Dataset entries on figures
———
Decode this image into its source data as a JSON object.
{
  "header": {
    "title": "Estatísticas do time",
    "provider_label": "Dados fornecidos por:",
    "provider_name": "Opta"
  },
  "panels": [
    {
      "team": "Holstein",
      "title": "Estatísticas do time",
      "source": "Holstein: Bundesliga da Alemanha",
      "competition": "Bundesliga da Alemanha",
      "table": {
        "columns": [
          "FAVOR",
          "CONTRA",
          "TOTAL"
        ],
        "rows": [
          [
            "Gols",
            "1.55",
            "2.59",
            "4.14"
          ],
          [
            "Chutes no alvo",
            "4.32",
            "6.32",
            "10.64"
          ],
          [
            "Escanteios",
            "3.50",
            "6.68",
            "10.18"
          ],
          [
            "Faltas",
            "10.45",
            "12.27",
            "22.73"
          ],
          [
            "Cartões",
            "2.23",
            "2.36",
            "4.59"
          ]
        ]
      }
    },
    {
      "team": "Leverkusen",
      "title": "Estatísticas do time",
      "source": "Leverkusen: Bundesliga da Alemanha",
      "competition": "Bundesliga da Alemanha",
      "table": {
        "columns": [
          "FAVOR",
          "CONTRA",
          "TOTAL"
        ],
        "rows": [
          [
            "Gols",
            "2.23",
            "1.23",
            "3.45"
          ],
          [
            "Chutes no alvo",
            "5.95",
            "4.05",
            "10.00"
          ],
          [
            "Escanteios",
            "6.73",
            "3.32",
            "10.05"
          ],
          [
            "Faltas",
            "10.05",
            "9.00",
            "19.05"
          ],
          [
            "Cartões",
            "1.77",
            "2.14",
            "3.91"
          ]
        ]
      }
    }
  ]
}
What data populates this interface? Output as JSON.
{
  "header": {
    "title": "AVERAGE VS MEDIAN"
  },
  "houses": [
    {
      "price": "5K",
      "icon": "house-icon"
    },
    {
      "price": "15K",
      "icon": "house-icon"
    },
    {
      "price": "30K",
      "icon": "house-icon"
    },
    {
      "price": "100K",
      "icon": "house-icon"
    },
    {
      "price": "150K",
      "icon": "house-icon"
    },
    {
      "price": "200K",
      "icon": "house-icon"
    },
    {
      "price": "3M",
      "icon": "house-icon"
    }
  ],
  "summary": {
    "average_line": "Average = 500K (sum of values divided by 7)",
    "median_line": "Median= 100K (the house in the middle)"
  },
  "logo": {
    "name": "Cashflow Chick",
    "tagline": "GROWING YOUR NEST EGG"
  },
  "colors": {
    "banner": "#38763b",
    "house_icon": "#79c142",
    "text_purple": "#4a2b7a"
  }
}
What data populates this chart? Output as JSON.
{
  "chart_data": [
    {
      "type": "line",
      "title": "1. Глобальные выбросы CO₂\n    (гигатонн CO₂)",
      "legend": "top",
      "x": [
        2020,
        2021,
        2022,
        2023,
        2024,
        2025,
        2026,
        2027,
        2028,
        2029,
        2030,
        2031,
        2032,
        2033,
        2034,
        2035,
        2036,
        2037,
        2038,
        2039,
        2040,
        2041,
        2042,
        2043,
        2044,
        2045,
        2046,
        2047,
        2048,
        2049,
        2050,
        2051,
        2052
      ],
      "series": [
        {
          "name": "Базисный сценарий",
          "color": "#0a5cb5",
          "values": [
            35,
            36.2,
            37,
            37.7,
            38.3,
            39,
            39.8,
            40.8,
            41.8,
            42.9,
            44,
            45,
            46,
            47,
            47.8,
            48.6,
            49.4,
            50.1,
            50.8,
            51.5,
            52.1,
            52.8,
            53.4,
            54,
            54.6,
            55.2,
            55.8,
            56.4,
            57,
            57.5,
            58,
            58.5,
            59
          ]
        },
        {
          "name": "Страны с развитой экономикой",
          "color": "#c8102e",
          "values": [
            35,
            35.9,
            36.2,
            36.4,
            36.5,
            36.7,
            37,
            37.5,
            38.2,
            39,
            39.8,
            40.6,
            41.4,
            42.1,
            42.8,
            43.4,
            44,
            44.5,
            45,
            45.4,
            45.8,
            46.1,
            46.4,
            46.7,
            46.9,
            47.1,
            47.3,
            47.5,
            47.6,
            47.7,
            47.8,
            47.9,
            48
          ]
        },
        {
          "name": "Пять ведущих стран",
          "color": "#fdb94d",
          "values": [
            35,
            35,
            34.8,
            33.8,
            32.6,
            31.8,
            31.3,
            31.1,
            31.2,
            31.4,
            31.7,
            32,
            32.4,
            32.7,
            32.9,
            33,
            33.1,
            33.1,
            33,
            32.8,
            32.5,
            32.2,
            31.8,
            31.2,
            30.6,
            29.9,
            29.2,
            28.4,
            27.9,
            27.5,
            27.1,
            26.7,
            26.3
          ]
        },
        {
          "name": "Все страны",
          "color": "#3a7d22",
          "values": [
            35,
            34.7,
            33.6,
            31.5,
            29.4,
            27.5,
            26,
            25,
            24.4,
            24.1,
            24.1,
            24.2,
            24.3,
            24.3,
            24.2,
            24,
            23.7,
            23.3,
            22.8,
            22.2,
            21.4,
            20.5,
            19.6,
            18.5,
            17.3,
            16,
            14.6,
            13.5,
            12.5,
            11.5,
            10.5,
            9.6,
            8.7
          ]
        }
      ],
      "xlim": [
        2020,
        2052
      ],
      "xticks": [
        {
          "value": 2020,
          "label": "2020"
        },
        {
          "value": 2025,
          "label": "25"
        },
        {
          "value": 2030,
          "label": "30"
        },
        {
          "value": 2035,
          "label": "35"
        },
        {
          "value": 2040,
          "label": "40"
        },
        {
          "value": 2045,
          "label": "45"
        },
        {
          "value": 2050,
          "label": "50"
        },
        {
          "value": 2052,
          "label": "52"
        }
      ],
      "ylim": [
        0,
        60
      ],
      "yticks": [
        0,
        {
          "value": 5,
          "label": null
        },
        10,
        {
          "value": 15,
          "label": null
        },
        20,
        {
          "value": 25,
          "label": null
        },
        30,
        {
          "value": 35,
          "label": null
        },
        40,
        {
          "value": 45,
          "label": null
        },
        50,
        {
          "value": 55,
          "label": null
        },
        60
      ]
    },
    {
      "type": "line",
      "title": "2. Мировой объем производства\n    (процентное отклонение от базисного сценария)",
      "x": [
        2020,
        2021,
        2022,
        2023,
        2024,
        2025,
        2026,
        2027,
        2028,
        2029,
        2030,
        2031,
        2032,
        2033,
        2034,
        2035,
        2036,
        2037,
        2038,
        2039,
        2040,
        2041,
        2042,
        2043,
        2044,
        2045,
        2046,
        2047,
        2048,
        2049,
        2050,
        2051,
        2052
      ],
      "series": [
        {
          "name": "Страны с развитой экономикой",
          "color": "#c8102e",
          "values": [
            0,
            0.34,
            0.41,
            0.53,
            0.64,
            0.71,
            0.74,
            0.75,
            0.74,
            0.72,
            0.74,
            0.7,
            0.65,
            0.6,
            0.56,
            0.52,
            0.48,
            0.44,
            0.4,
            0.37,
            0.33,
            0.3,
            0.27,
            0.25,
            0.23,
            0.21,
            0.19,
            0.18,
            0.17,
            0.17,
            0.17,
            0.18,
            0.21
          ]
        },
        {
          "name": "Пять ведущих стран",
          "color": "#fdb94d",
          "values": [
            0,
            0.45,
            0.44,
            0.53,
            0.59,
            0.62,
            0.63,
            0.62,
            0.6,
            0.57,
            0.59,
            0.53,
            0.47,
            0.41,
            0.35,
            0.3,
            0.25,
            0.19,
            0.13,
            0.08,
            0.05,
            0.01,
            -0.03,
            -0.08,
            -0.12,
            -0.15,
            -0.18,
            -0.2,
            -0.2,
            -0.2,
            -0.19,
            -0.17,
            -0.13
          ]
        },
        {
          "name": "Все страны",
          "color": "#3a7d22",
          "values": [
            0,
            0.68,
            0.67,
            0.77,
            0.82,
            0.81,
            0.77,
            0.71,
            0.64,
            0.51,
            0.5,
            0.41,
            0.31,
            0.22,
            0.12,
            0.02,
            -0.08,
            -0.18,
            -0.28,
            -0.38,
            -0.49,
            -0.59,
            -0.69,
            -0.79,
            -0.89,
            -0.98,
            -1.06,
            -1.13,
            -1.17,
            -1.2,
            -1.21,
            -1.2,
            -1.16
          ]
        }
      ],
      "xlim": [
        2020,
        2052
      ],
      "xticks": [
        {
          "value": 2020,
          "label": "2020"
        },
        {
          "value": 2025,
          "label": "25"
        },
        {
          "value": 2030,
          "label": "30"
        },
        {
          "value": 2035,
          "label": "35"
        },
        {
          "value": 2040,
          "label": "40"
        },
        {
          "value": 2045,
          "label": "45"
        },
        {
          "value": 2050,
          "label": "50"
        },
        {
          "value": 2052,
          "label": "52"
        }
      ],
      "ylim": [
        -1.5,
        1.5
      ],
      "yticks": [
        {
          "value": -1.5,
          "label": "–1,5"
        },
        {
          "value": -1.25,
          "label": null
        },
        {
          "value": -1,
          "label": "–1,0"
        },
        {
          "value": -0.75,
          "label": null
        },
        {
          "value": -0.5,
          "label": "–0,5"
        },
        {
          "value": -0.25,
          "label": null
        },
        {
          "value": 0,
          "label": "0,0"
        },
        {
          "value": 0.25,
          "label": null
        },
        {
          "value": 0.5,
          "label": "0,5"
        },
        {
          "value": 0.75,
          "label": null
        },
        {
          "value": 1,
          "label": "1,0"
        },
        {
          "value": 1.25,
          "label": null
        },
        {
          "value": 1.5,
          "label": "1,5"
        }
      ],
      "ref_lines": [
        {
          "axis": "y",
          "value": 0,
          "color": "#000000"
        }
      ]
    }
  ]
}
———
▶ **Required work**
Return each line among the entries that holds the word "JSON".

▶ **Result**
Decode this image into its source data as a JSON object.
What data populates this interface? Output as JSON.
What data populates this chart? Output as JSON.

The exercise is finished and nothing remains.